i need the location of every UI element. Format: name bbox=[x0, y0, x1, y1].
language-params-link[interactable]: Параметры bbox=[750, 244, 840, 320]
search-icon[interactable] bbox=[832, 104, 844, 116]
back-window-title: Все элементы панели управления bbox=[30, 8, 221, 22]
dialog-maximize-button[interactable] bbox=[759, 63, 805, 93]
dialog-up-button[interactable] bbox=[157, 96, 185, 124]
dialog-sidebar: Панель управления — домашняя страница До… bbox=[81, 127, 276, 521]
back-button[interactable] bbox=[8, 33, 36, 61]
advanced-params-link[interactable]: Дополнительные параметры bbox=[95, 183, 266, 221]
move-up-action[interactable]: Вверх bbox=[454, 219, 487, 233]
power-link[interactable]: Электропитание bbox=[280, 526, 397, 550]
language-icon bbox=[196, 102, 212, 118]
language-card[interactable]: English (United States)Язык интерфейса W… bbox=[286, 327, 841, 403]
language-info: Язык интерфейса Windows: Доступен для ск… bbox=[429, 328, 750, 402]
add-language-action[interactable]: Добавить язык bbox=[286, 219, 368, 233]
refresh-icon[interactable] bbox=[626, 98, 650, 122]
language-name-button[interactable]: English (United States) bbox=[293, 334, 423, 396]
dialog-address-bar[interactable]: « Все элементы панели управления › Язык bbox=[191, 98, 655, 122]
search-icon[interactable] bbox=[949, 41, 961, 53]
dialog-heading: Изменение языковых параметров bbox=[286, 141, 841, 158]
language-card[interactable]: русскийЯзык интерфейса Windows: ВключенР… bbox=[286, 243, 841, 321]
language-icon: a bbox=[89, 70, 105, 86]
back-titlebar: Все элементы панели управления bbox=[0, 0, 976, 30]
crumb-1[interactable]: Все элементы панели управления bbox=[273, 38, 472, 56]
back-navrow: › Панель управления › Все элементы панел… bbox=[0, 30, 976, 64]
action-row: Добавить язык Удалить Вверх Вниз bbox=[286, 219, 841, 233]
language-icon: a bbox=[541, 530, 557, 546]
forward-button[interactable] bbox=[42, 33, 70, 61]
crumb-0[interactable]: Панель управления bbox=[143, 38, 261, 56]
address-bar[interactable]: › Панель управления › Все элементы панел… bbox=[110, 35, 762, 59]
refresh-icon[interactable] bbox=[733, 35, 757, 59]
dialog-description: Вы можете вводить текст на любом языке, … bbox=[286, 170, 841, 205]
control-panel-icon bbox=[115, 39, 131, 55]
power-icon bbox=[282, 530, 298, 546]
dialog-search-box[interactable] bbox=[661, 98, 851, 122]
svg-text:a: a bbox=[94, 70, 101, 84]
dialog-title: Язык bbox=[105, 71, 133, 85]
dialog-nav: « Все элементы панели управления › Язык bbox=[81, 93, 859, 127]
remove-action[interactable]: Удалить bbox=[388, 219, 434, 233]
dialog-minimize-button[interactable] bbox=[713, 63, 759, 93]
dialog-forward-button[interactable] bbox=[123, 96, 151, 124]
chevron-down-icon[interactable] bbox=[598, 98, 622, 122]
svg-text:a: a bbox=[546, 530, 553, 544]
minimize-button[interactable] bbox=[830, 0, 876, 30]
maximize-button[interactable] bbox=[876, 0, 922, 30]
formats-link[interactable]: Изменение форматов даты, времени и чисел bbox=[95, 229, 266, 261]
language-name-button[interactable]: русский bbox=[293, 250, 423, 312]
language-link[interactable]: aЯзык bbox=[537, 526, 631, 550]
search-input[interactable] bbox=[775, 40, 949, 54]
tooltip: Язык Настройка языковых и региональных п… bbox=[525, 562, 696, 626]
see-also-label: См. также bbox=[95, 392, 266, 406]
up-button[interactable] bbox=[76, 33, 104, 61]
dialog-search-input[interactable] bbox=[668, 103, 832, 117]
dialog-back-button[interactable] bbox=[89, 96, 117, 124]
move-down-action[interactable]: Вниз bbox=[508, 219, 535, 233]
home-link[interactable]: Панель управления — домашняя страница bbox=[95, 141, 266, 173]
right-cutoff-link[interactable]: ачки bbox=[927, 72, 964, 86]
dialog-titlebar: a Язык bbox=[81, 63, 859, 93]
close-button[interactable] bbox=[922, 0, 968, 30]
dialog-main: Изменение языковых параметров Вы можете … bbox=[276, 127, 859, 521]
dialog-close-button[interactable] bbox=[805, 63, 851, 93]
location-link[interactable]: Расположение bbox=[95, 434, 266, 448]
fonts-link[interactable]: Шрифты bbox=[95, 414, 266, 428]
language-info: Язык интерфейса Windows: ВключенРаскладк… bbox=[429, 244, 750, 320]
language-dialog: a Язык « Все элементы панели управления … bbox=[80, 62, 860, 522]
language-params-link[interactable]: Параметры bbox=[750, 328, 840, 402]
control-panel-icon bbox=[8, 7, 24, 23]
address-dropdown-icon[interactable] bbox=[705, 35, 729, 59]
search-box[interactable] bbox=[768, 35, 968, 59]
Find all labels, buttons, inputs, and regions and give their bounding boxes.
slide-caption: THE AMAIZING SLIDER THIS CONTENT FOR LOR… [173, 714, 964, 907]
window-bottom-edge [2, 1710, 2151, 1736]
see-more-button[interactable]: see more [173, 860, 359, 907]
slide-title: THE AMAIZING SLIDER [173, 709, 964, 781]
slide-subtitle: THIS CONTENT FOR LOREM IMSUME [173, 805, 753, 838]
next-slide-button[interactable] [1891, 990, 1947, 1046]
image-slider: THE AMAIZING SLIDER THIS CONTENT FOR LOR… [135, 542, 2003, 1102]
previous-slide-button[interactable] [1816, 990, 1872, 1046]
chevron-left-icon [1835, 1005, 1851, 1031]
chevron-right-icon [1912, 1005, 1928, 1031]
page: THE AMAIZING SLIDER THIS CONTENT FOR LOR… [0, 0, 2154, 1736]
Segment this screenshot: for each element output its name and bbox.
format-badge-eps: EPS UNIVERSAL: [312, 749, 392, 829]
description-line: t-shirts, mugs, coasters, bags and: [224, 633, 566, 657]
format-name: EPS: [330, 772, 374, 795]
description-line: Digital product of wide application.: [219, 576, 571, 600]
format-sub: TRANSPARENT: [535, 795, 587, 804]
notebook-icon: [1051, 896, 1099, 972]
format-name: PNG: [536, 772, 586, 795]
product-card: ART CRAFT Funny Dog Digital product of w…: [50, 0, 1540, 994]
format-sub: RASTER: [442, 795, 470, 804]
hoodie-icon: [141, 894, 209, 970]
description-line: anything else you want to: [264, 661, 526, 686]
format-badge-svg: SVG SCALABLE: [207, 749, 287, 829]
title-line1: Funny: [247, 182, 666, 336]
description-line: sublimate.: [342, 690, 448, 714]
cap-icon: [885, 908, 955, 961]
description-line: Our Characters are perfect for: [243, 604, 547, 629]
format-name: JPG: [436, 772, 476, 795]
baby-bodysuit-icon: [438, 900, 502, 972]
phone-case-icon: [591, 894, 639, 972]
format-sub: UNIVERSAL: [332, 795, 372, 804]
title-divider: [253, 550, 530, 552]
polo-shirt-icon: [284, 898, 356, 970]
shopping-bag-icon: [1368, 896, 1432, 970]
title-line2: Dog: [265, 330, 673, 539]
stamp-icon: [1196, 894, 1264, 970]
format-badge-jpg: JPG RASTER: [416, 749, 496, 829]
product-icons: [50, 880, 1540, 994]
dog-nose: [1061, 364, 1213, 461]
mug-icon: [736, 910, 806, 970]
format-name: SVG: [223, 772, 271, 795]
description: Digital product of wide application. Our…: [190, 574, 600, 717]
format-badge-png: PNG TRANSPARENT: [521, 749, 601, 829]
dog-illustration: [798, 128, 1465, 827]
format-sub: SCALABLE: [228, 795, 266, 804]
········
# Aim of the exercise
Copy out the listing again from its first line through the line with "back-window-title: Все элементы", both included.

# Task answer
i need the location of every UI element. Format: name bbox=[x0, y0, x1, y1].
language-params-link[interactable]: Параметры bbox=[750, 244, 840, 320]
search-icon[interactable] bbox=[832, 104, 844, 116]
back-window-title: Все элементы панели управления bbox=[30, 8, 221, 22]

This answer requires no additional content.